Work to do: Every entry must be repeated exactly. Exclude all pictures.

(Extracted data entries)
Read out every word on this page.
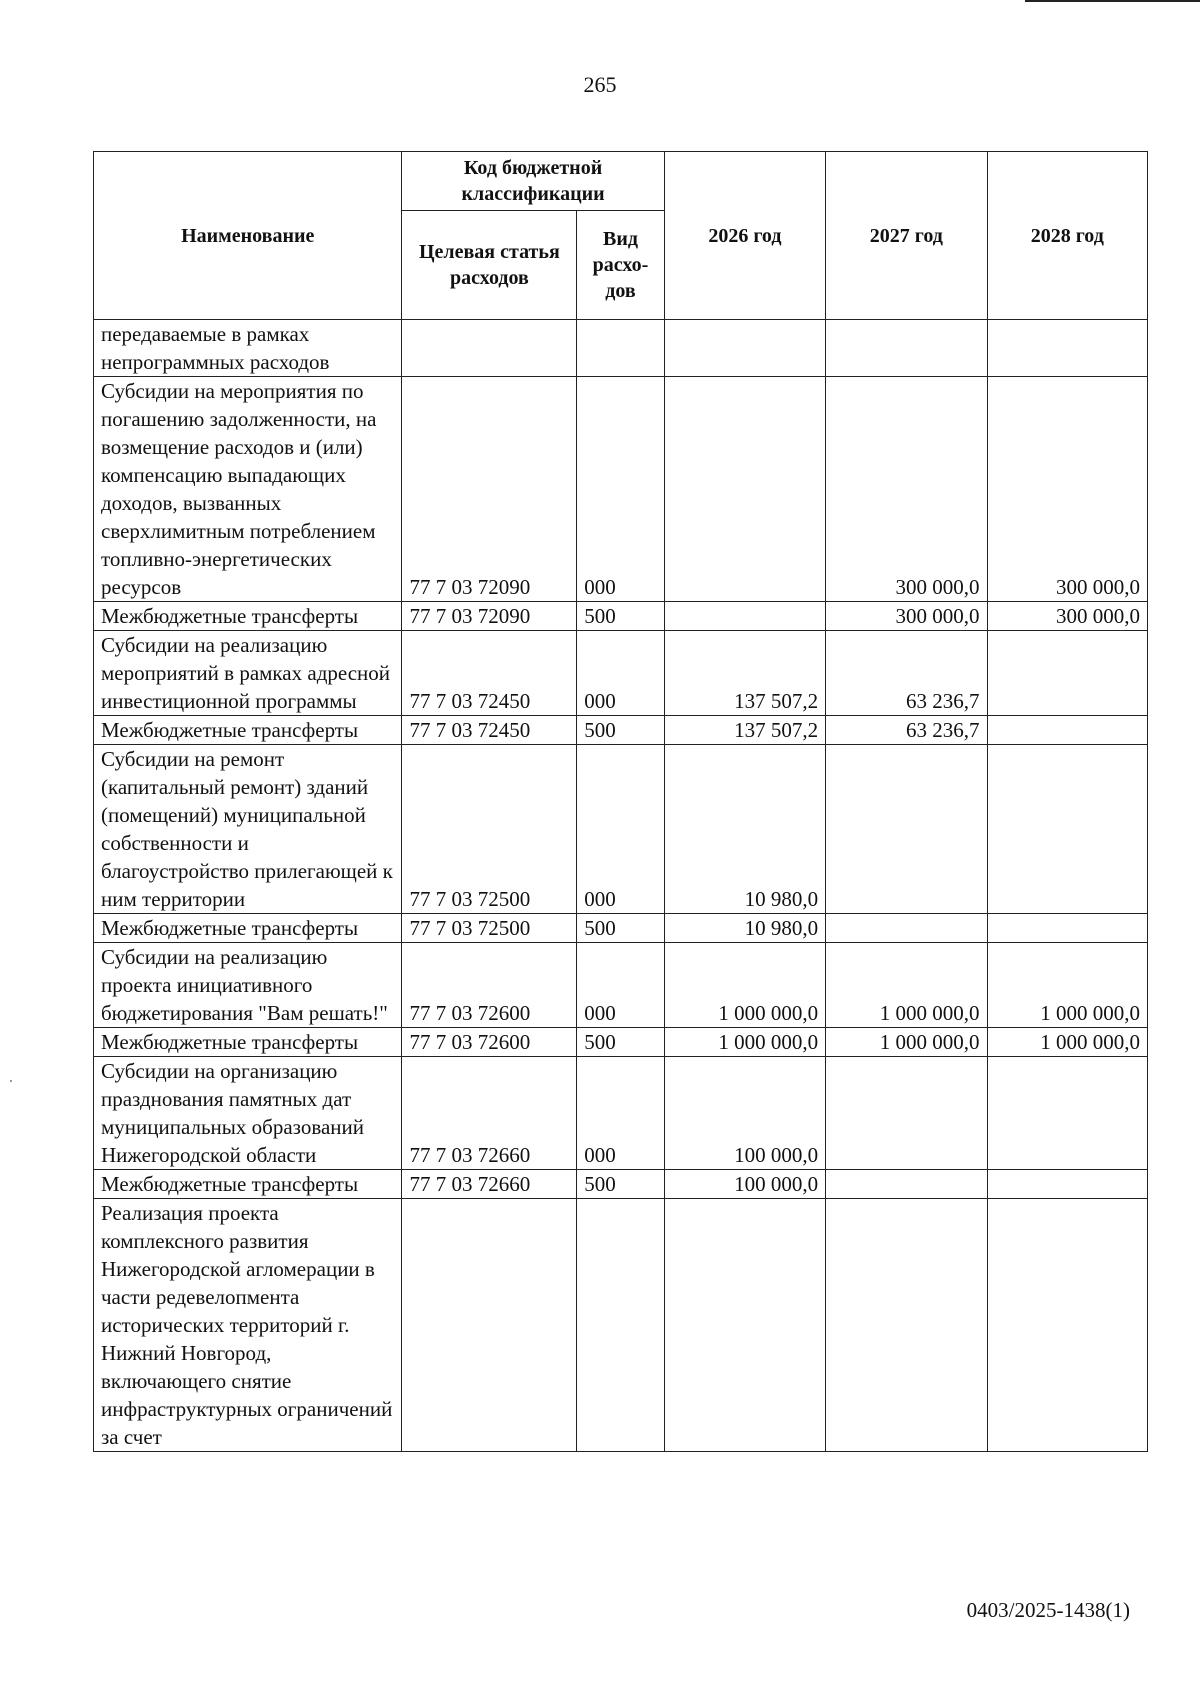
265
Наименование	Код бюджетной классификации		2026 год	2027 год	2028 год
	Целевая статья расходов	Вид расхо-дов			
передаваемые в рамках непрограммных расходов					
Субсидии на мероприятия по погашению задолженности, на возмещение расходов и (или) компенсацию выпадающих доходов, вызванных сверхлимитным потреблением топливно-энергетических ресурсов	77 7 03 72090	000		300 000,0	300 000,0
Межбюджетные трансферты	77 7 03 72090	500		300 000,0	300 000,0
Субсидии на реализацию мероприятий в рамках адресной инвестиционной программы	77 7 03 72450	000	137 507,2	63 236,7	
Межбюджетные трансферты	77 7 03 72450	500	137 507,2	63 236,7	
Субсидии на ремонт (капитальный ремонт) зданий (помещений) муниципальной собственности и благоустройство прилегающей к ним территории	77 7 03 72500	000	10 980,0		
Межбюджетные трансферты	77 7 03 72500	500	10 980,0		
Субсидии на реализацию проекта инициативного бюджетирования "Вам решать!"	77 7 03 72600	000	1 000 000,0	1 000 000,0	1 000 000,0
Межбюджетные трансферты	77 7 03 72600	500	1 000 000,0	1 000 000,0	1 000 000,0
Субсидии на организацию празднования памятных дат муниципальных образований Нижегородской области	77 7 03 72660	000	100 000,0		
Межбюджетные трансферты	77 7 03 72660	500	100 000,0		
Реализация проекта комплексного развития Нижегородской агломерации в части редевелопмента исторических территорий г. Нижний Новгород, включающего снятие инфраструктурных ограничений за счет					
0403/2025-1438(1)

Task output:
Read out every word on this page.
265
Наименование	Код бюджетной классификации		2026 год	2027 год	2028 год
	Целевая статья расходов	Вид расхо-дов			
передаваемые в рамках непрограммных расходов					
Субсидии на мероприятия по погашению задолженности, на возмещение расходов и (или) компенсацию выпадающих доходов, вызванных сверхлимитным потреблением топливно-энергетических ресурсов	77 7 03 72090	000		300 000,0	300 000,0
Межбюджетные трансферты	77 7 03 72090	500		300 000,0	300 000,0
Субсидии на реализацию мероприятий в рамках адресной инвестиционной программы	77 7 03 72450	000	137 507,2	63 236,7	
Межбюджетные трансферты	77 7 03 72450	500	137 507,2	63 236,7	
Субсидии на ремонт (капитальный ремонт) зданий (помещений) муниципальной собственности и благоустройство прилегающей к ним территории	77 7 03 72500	000	10 980,0		
Межбюджетные трансферты	77 7 03 72500	500	10 980,0		
Субсидии на реализацию проекта инициативного бюджетирования "Вам решать!"	77 7 03 72600	000	1 000 000,0	1 000 000,0	1 000 000,0
Межбюджетные трансферты	77 7 03 72600	500	1 000 000,0	1 000 000,0	1 000 000,0
Субсидии на организацию празднования памятных дат муниципальных образований Нижегородской области	77 7 03 72660	000	100 000,0		
Межбюджетные трансферты	77 7 03 72660	500	100 000,0		
Реализация проекта комплексного развития Нижегородской агломерации в части редевелопмента исторических территорий г. Нижний Новгород, включающего снятие инфраструктурных ограничений за счет					
0403/2025-1438(1)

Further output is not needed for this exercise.